* begin Records supplied *

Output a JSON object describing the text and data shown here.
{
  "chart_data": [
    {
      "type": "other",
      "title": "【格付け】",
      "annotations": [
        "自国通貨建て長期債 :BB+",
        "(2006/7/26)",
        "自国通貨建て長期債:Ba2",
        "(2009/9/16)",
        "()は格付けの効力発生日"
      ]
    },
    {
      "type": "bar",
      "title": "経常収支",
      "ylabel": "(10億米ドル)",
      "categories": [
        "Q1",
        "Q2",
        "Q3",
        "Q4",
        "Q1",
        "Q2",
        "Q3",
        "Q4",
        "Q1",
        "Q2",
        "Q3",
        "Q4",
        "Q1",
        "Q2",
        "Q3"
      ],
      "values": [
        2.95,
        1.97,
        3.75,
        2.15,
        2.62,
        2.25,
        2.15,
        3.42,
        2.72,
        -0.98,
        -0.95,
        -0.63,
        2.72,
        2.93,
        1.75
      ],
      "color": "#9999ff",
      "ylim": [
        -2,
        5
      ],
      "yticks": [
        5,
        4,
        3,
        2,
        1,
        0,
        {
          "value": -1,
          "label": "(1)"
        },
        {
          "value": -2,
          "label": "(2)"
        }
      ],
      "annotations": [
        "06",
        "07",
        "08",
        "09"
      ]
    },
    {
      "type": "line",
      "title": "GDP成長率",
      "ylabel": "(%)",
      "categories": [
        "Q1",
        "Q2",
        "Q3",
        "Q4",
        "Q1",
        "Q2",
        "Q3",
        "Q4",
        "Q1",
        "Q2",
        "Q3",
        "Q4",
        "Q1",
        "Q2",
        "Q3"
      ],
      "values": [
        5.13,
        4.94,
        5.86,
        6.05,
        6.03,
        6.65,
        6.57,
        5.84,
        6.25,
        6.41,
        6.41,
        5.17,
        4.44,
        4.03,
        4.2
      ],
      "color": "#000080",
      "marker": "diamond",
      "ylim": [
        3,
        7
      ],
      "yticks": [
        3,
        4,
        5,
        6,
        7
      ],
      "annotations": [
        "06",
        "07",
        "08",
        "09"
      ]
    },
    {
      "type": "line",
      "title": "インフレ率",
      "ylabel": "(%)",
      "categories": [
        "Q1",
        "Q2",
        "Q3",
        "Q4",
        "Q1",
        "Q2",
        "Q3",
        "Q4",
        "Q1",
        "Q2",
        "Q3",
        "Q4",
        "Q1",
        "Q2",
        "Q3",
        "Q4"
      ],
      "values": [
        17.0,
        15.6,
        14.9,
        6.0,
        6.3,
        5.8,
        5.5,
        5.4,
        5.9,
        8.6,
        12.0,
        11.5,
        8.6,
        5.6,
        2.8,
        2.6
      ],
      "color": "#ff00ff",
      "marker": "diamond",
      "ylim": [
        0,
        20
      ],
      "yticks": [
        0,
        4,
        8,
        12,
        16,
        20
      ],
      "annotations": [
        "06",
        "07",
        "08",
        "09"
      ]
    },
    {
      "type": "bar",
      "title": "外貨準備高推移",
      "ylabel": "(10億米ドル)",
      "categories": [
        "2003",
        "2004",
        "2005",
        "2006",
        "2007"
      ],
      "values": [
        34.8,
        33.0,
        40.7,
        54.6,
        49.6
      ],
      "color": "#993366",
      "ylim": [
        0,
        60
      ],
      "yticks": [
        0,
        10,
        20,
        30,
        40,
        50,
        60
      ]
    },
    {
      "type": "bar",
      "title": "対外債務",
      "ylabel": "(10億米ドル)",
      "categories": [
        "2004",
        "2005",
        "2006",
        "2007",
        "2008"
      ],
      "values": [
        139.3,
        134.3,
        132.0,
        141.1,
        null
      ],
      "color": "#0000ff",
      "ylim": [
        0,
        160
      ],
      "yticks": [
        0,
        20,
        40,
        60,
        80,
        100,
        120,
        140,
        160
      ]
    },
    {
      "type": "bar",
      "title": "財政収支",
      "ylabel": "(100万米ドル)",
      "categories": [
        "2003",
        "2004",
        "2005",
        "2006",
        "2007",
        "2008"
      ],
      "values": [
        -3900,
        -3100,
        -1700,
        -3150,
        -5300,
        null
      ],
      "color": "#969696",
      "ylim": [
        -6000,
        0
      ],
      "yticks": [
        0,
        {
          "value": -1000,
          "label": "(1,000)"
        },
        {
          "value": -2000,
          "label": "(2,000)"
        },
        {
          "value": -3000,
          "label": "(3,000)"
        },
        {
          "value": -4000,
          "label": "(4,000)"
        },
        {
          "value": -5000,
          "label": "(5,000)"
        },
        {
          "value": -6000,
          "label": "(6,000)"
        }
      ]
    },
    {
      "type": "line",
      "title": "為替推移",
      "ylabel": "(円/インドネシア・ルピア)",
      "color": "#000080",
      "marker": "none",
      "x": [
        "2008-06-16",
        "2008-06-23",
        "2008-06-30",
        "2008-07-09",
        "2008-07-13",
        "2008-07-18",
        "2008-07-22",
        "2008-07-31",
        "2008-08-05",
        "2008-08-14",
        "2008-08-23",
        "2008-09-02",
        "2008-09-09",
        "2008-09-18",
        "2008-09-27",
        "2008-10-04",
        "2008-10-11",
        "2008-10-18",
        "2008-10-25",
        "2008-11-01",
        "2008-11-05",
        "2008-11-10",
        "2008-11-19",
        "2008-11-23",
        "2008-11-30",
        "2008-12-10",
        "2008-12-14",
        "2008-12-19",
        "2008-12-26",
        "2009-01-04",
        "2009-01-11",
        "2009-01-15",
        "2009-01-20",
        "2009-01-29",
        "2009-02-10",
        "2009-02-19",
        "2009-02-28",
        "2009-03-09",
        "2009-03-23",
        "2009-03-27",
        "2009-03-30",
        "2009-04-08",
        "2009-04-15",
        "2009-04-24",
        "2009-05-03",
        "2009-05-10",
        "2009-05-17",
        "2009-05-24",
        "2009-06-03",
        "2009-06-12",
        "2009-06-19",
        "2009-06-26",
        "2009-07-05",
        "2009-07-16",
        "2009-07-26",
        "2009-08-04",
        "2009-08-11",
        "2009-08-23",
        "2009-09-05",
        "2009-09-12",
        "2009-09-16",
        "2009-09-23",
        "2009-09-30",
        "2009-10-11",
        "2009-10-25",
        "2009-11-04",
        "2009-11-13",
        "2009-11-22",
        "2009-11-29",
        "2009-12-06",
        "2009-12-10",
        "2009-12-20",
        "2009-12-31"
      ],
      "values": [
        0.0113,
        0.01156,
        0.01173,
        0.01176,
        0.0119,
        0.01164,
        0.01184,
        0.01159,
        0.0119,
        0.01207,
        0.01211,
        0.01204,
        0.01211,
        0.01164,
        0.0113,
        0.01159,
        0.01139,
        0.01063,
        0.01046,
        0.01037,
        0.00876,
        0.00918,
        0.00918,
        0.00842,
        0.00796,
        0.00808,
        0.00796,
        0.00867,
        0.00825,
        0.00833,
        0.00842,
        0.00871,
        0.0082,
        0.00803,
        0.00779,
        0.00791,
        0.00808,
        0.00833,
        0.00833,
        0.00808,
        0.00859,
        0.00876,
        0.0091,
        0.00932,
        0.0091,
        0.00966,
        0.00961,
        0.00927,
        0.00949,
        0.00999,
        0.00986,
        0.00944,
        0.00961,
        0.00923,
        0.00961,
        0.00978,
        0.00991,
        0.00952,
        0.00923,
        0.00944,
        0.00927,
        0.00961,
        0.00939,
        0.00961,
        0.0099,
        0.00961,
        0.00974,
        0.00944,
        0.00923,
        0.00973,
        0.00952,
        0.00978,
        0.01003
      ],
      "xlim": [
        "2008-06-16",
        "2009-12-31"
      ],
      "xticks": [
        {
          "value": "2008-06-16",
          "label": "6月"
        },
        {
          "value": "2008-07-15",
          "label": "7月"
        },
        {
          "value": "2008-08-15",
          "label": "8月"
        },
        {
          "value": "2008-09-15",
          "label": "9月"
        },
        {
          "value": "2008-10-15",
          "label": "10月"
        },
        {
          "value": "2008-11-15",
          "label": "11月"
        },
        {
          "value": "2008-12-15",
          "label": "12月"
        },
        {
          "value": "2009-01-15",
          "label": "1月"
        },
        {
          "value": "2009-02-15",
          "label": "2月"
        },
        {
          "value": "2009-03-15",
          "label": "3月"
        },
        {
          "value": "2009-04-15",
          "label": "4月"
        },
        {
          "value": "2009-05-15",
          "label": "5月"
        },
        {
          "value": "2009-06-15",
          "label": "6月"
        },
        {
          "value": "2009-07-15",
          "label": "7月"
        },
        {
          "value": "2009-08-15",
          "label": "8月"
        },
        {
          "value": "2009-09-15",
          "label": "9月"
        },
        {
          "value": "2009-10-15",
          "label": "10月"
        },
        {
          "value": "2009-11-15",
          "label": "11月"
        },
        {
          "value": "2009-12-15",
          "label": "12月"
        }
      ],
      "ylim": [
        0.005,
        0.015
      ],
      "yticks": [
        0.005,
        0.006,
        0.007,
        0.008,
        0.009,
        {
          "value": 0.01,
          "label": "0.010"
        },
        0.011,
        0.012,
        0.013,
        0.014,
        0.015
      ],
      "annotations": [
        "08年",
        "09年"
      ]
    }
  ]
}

* end Records supplied *

Instruction:
Search the preceding listing for "title" and extract every line where it is found.

Reply:
      "title": "【格付け】",
      "title": "経常収支",
      "title": "GDP成長率",
      "title": "インフレ率",
      "title": "外貨準備高推移",
      "title": "対外債務",
      "title": "財政収支",
      "title": "為替推移",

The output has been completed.